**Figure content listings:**

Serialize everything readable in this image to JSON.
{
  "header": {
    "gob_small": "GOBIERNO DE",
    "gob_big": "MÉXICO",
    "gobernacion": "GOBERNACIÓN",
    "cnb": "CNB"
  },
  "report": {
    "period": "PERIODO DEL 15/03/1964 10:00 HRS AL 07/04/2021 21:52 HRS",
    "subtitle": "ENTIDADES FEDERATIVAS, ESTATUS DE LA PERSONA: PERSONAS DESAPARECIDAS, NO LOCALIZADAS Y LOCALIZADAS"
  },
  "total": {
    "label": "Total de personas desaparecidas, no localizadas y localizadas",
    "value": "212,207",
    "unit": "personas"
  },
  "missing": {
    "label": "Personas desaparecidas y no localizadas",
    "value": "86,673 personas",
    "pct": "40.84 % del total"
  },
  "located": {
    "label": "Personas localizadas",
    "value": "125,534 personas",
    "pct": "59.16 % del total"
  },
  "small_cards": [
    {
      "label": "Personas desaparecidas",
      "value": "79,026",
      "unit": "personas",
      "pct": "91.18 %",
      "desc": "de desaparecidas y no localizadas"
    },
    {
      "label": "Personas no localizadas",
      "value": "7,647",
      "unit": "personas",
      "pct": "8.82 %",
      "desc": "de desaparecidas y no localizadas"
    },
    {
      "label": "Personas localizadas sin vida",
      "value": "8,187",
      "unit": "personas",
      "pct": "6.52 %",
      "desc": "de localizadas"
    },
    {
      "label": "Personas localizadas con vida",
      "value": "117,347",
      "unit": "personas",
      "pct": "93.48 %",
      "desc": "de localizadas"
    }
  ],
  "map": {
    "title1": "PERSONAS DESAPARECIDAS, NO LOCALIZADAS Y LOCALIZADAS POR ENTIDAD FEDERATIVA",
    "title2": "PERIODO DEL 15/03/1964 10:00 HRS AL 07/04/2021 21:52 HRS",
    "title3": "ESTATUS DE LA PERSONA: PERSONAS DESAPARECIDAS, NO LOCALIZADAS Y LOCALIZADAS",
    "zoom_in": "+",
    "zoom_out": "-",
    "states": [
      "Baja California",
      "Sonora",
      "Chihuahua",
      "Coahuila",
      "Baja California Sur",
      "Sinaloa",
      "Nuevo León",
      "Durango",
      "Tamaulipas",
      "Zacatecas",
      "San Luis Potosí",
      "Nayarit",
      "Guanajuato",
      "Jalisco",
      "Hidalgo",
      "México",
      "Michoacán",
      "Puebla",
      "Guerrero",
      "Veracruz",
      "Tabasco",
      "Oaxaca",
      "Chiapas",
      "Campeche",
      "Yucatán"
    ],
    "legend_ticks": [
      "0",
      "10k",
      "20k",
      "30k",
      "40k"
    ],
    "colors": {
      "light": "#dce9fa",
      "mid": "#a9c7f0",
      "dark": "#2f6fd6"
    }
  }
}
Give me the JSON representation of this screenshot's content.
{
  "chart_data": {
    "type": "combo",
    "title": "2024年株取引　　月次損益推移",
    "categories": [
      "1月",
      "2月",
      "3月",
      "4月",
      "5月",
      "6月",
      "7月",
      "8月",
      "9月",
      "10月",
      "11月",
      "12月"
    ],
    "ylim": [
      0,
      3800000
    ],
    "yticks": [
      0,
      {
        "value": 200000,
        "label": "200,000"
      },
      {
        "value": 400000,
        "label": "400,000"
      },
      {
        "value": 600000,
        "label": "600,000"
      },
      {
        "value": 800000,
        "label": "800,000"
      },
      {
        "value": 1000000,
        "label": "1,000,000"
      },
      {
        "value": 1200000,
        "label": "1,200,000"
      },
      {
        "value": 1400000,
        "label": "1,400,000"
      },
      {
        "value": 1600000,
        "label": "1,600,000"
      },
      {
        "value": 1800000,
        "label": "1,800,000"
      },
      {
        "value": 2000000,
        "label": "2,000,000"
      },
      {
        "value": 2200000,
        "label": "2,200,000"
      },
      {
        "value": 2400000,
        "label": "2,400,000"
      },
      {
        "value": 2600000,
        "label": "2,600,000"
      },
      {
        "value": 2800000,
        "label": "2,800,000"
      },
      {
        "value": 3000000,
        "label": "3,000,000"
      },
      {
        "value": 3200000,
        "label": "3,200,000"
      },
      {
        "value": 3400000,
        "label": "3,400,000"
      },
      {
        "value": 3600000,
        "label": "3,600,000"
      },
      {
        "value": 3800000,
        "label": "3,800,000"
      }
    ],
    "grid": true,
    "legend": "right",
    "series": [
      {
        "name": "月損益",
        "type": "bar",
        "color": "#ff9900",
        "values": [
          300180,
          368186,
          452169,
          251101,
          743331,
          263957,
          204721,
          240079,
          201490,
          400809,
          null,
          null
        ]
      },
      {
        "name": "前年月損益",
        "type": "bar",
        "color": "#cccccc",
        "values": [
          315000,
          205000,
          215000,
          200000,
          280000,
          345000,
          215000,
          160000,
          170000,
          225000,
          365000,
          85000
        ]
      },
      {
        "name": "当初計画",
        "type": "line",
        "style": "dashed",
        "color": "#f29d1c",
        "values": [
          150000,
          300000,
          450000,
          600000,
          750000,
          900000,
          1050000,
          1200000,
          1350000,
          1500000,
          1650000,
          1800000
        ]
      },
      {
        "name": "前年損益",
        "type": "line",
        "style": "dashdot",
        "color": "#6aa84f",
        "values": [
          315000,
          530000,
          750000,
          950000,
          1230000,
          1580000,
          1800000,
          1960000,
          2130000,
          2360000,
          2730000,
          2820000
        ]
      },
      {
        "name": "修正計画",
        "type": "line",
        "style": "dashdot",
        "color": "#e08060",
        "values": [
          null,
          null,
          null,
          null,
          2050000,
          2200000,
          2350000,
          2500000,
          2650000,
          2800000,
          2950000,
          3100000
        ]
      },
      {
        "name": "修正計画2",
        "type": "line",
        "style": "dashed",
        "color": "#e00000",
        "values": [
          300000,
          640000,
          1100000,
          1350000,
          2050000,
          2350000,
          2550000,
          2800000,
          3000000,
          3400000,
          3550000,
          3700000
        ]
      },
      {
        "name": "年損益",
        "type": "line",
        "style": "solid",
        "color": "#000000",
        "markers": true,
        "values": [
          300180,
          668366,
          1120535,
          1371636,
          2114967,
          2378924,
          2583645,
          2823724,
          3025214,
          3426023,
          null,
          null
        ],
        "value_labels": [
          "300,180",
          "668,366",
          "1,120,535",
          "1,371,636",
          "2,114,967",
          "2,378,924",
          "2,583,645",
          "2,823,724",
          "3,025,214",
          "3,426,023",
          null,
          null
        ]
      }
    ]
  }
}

**Problem:** Would you reproduce the material above in full, exactly as given?

**Finished answer:**
Serialize everything readable in this image to JSON.
{
  "header": {
    "gob_small": "GOBIERNO DE",
    "gob_big": "MÉXICO",
    "gobernacion": "GOBERNACIÓN",
    "cnb": "CNB"
  },
  "report": {
    "period": "PERIODO DEL 15/03/1964 10:00 HRS AL 07/04/2021 21:52 HRS",
    "subtitle": "ENTIDADES FEDERATIVAS, ESTATUS DE LA PERSONA: PERSONAS DESAPARECIDAS, NO LOCALIZADAS Y LOCALIZADAS"
  },
  "total": {
    "label": "Total de personas desaparecidas, no localizadas y localizadas",
    "value": "212,207",
    "unit": "personas"
  },
  "missing": {
    "label": "Personas desaparecidas y no localizadas",
    "value": "86,673 personas",
    "pct": "40.84 % del total"
  },
  "located": {
    "label": "Personas localizadas",
    "value": "125,534 personas",
    "pct": "59.16 % del total"
  },
  "small_cards": [
    {
      "label": "Personas desaparecidas",
      "value": "79,026",
      "unit": "personas",
      "pct": "91.18 %",
      "desc": "de desaparecidas y no localizadas"
    },
    {
      "label": "Personas no localizadas",
      "value": "7,647",
      "unit": "personas",
      "pct": "8.82 %",
      "desc": "de desaparecidas y no localizadas"
    },
    {
      "label": "Personas localizadas sin vida",
      "value": "8,187",
      "unit": "personas",
      "pct": "6.52 %",
      "desc": "de localizadas"
    },
    {
      "label": "Personas localizadas con vida",
      "value": "117,347",
      "unit": "personas",
      "pct": "93.48 %",
      "desc": "de localizadas"
    }
  ],
  "map": {
    "title1": "PERSONAS DESAPARECIDAS, NO LOCALIZADAS Y LOCALIZADAS POR ENTIDAD FEDERATIVA",
    "title2": "PERIODO DEL 15/03/1964 10:00 HRS AL 07/04/2021 21:52 HRS",
    "title3": "ESTATUS DE LA PERSONA: PERSONAS DESAPARECIDAS, NO LOCALIZADAS Y LOCALIZADAS",
    "zoom_in": "+",
    "zoom_out": "-",
    "states": [
      "Baja California",
      "Sonora",
      "Chihuahua",
      "Coahuila",
      "Baja California Sur",
      "Sinaloa",
      "Nuevo León",
      "Durango",
      "Tamaulipas",
      "Zacatecas",
      "San Luis Potosí",
      "Nayarit",
      "Guanajuato",
      "Jalisco",
      "Hidalgo",
      "México",
      "Michoacán",
      "Puebla",
      "Guerrero",
      "Veracruz",
      "Tabasco",
      "Oaxaca",
      "Chiapas",
      "Campeche",
      "Yucatán"
    ],
    "legend_ticks": [
      "0",
      "10k",
      "20k",
      "30k",
      "40k"
    ],
    "colors": {
      "light": "#dce9fa",
      "mid": "#a9c7f0",
      "dark": "#2f6fd6"
    }
  }
}
Give me the JSON representation of this screenshot's content.
{
  "chart_data": {
    "type": "combo",
    "title": "2024年株取引　　月次損益推移",
    "categories": [
      "1月",
      "2月",
      "3月",
      "4月",
      "5月",
      "6月",
      "7月",
      "8月",
      "9月",
      "10月",
      "11月",
      "12月"
    ],
    "ylim": [
      0,
      3800000
    ],
    "yticks": [
      0,
      {
        "value": 200000,
        "label": "200,000"
      },
      {
        "value": 400000,
        "label": "400,000"
      },
      {
        "value": 600000,
        "label": "600,000"
      },
      {
        "value": 800000,
        "label": "800,000"
      },
      {
        "value": 1000000,
        "label": "1,000,000"
      },
      {
        "value": 1200000,
        "label": "1,200,000"
      },
      {
        "value": 1400000,
        "label": "1,400,000"
      },
      {
        "value": 1600000,
        "label": "1,600,000"
      },
      {
        "value": 1800000,
        "label": "1,800,000"
      },
      {
        "value": 2000000,
        "label": "2,000,000"
      },
      {
        "value": 2200000,
        "label": "2,200,000"
      },
      {
        "value": 2400000,
        "label": "2,400,000"
      },
      {
        "value": 2600000,
        "label": "2,600,000"
      },
      {
        "value": 2800000,
        "label": "2,800,000"
      },
      {
        "value": 3000000,
        "label": "3,000,000"
      },
      {
        "value": 3200000,
        "label": "3,200,000"
      },
      {
        "value": 3400000,
        "label": "3,400,000"
      },
      {
        "value": 3600000,
        "label": "3,600,000"
      },
      {
        "value": 3800000,
        "label": "3,800,000"
      }
    ],
    "grid": true,
    "legend": "right",
    "series": [
      {
        "name": "月損益",
        "type": "bar",
        "color": "#ff9900",
        "values": [
          300180,
          368186,
          452169,
          251101,
          743331,
          263957,
          204721,
          240079,
          201490,
          400809,
          null,
          null
        ]
      },
      {
        "name": "前年月損益",
        "type": "bar",
        "color": "#cccccc",
        "values": [
          315000,
          205000,
          215000,
          200000,
          280000,
          345000,
          215000,
          160000,
          170000,
          225000,
          365000,
          85000
        ]
      },
      {
        "name": "当初計画",
        "type": "line",
        "style": "dashed",
        "color": "#f29d1c",
        "values": [
          150000,
          300000,
          450000,
          600000,
          750000,
          900000,
          1050000,
          1200000,
          1350000,
          1500000,
          1650000,
          1800000
        ]
      },
      {
        "name": "前年損益",
        "type": "line",
        "style": "dashdot",
        "color": "#6aa84f",
        "values": [
          315000,
          530000,
          750000,
          950000,
          1230000,
          1580000,
          1800000,
          1960000,
          2130000,
          2360000,
          2730000,
          2820000
        ]
      },
      {
        "name": "修正計画",
        "type": "line",
        "style": "dashdot",
        "color": "#e08060",
        "values": [
          null,
          null,
          null,
          null,
          2050000,
          2200000,
          2350000,
          2500000,
          2650000,
          2800000,
          2950000,
          3100000
        ]
      },
      {
        "name": "修正計画2",
        "type": "line",
        "style": "dashed",
        "color": "#e00000",
        "values": [
          300000,
          640000,
          1100000,
          1350000,
          2050000,
          2350000,
          2550000,
          2800000,
          3000000,
          3400000,
          3550000,
          3700000
        ]
      },
      {
        "name": "年損益",
        "type": "line",
        "style": "solid",
        "color": "#000000",
        "markers": true,
        "values": [
          300180,
          668366,
          1120535,
          1371636,
          2114967,
          2378924,
          2583645,
          2823724,
          3025214,
          3426023,
          null,
          null
        ],
        "value_labels": [
          "300,180",
          "668,366",
          "1,120,535",
          "1,371,636",
          "2,114,967",
          "2,378,924",
          "2,583,645",
          "2,823,724",
          "3,025,214",
          "3,426,023",
          null,
          null
        ]
      }
    ]
  }
}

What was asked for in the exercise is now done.